Exercise aim: Each entry has to be printed again exactly.

Data excerpts:
· · · · · · ·

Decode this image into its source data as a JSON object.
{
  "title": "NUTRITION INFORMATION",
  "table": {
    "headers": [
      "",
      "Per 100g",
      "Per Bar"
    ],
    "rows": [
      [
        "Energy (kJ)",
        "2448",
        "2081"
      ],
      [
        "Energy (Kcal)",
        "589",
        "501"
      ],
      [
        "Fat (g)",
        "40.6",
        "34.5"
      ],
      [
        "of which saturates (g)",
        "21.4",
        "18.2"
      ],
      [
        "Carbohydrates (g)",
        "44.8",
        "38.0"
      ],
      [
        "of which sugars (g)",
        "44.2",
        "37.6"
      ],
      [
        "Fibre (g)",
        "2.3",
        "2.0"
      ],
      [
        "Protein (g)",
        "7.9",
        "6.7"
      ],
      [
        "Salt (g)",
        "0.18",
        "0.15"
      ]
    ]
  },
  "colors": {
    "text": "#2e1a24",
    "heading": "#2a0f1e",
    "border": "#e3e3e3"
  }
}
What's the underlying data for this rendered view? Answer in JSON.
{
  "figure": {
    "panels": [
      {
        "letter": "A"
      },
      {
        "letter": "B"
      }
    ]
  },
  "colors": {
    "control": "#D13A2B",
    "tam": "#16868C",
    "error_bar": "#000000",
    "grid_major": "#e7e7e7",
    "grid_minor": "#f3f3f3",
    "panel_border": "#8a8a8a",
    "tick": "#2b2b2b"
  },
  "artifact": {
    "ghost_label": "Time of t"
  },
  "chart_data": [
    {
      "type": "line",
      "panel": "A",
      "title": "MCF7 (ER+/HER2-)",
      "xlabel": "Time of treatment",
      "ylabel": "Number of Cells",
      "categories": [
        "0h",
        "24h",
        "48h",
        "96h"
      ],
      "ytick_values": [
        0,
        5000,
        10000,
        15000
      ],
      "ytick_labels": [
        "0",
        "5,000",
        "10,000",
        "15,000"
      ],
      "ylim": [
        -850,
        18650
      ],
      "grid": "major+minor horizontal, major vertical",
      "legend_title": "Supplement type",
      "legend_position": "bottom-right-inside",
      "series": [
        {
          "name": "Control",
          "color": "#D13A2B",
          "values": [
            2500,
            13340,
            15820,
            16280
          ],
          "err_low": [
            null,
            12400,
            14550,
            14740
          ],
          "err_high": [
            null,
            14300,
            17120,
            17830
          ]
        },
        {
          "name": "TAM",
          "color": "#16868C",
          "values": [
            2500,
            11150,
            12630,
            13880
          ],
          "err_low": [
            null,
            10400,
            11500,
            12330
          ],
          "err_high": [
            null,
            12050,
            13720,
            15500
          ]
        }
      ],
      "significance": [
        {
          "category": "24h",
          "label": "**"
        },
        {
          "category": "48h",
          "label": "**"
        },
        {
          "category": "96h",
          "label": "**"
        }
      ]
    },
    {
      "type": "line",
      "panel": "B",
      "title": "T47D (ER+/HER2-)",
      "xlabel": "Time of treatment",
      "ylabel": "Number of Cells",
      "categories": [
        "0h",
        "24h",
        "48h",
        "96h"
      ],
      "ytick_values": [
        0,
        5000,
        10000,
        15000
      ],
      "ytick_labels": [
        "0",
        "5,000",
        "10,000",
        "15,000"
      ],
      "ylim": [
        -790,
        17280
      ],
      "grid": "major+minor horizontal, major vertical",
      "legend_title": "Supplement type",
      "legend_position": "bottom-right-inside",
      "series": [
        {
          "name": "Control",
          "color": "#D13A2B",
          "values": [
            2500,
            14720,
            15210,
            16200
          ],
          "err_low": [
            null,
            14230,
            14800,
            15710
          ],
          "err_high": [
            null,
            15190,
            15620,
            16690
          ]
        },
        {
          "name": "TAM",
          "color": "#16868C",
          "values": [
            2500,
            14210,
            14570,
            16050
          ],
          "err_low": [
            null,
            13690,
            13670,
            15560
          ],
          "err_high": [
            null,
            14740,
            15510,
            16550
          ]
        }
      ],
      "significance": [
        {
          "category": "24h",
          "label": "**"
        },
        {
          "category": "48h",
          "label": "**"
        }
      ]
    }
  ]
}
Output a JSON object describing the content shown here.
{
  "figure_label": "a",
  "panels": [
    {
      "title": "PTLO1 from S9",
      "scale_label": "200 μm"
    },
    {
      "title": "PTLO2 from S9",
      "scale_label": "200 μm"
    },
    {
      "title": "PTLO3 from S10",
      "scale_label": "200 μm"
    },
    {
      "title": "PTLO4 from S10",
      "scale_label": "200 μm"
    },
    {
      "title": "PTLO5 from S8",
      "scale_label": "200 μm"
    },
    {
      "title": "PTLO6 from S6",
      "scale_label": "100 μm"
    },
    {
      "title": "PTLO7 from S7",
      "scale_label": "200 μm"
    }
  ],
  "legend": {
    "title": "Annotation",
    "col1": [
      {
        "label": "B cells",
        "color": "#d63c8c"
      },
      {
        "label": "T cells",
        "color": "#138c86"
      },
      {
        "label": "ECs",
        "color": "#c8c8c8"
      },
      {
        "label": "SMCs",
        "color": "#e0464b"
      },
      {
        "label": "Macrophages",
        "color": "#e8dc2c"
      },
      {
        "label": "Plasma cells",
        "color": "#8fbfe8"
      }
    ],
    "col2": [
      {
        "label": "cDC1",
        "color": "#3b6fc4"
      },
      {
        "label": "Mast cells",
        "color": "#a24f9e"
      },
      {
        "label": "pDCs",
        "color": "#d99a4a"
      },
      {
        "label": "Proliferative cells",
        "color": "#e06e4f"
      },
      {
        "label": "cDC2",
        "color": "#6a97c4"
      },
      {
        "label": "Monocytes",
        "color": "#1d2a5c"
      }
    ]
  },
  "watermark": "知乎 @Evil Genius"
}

· · · · · · ·

Solution to the problem:
Decode this image into its source data as a JSON object.
{
  "title": "NUTRITION INFORMATION",
  "table": {
    "headers": [
      "",
      "Per 100g",
      "Per Bar"
    ],
    "rows": [
      [
        "Energy (kJ)",
        "2448",
        "2081"
      ],
      [
        "Energy (Kcal)",
        "589",
        "501"
      ],
      [
        "Fat (g)",
        "40.6",
        "34.5"
      ],
      [
        "of which saturates (g)",
        "21.4",
        "18.2"
      ],
      [
        "Carbohydrates (g)",
        "44.8",
        "38.0"
      ],
      [
        "of which sugars (g)",
        "44.2",
        "37.6"
      ],
      [
        "Fibre (g)",
        "2.3",
        "2.0"
      ],
      [
        "Protein (g)",
        "7.9",
        "6.7"
      ],
      [
        "Salt (g)",
        "0.18",
        "0.15"
      ]
    ]
  },
  "colors": {
    "text": "#2e1a24",
    "heading": "#2a0f1e",
    "border": "#e3e3e3"
  }
}
What's the underlying data for this rendered view? Answer in JSON.
{
  "figure": {
    "panels": [
      {
        "letter": "A"
      },
      {
        "letter": "B"
      }
    ]
  },
  "colors": {
    "control": "#D13A2B",
    "tam": "#16868C",
    "error_bar": "#000000",
    "grid_major": "#e7e7e7",
    "grid_minor": "#f3f3f3",
    "panel_border": "#8a8a8a",
    "tick": "#2b2b2b"
  },
  "artifact": {
    "ghost_label": "Time of t"
  },
  "chart_data": [
    {
      "type": "line",
      "panel": "A",
      "title": "MCF7 (ER+/HER2-)",
      "xlabel": "Time of treatment",
      "ylabel": "Number of Cells",
      "categories": [
        "0h",
        "24h",
        "48h",
        "96h"
      ],
      "ytick_values": [
        0,
        5000,
        10000,
        15000
      ],
      "ytick_labels": [
        "0",
        "5,000",
        "10,000",
        "15,000"
      ],
      "ylim": [
        -850,
        18650
      ],
      "grid": "major+minor horizontal, major vertical",
      "legend_title": "Supplement type",
      "legend_position": "bottom-right-inside",
      "series": [
        {
          "name": "Control",
          "color": "#D13A2B",
          "values": [
            2500,
            13340,
            15820,
            16280
          ],
          "err_low": [
            null,
            12400,
            14550,
            14740
          ],
          "err_high": [
            null,
            14300,
            17120,
            17830
          ]
        },
        {
          "name": "TAM",
          "color": "#16868C",
          "values": [
            2500,
            11150,
            12630,
            13880
          ],
          "err_low": [
            null,
            10400,
            11500,
            12330
          ],
          "err_high": [
            null,
            12050,
            13720,
            15500
          ]
        }
      ],
      "significance": [
        {
          "category": "24h",
          "label": "**"
        },
        {
          "category": "48h",
          "label": "**"
        },
        {
          "category": "96h",
          "label": "**"
        }
      ]
    },
    {
      "type": "line",
      "panel": "B",
      "title": "T47D (ER+/HER2-)",
      "xlabel": "Time of treatment",
      "ylabel": "Number of Cells",
      "categories": [
        "0h",
        "24h",
        "48h",
        "96h"
      ],
      "ytick_values": [
        0,
        5000,
        10000,
        15000
      ],
      "ytick_labels": [
        "0",
        "5,000",
        "10,000",
        "15,000"
      ],
      "ylim": [
        -790,
        17280
      ],
      "grid": "major+minor horizontal, major vertical",
      "legend_title": "Supplement type",
      "legend_position": "bottom-right-inside",
      "series": [
        {
          "name": "Control",
          "color": "#D13A2B",
          "values": [
            2500,
            14720,
            15210,
            16200
          ],
          "err_low": [
            null,
            14230,
            14800,
            15710
          ],
          "err_high": [
            null,
            15190,
            15620,
            16690
          ]
        },
        {
          "name": "TAM",
          "color": "#16868C",
          "values": [
            2500,
            14210,
            14570,
            16050
          ],
          "err_low": [
            null,
            13690,
            13670,
            15560
          ],
          "err_high": [
            null,
            14740,
            15510,
            16550
          ]
        }
      ],
      "significance": [
        {
          "category": "24h",
          "label": "**"
        },
        {
          "category": "48h",
          "label": "**"
        }
      ]
    }
  ]
}
Output a JSON object describing the content shown here.
{
  "figure_label": "a",
  "panels": [
    {
      "title": "PTLO1 from S9",
      "scale_label": "200 μm"
    },
    {
      "title": "PTLO2 from S9",
      "scale_label": "200 μm"
    },
    {
      "title": "PTLO3 from S10",
      "scale_label": "200 μm"
    },
    {
      "title": "PTLO4 from S10",
      "scale_label": "200 μm"
    },
    {
      "title": "PTLO5 from S8",
      "scale_label": "200 μm"
    },
    {
      "title": "PTLO6 from S6",
      "scale_label": "100 μm"
    },
    {
      "title": "PTLO7 from S7",
      "scale_label": "200 μm"
    }
  ],
  "legend": {
    "title": "Annotation",
    "col1": [
      {
        "label": "B cells",
        "color": "#d63c8c"
      },
      {
        "label": "T cells",
        "color": "#138c86"
      },
      {
        "label": "ECs",
        "color": "#c8c8c8"
      },
      {
        "label": "SMCs",
        "color": "#e0464b"
      },
      {
        "label": "Macrophages",
        "color": "#e8dc2c"
      },
      {
        "label": "Plasma cells",
        "color": "#8fbfe8"
      }
    ],
    "col2": [
      {
        "label": "cDC1",
        "color": "#3b6fc4"
      },
      {
        "label": "Mast cells",
        "color": "#a24f9e"
      },
      {
        "label": "pDCs",
        "color": "#d99a4a"
      },
      {
        "label": "Proliferative cells",
        "color": "#e06e4f"
      },
      {
        "label": "cDC2",
        "color": "#6a97c4"
      },
      {
        "label": "Monocytes",
        "color": "#1d2a5c"
      }
    ]
  },
  "watermark": "知乎 @Evil Genius"
}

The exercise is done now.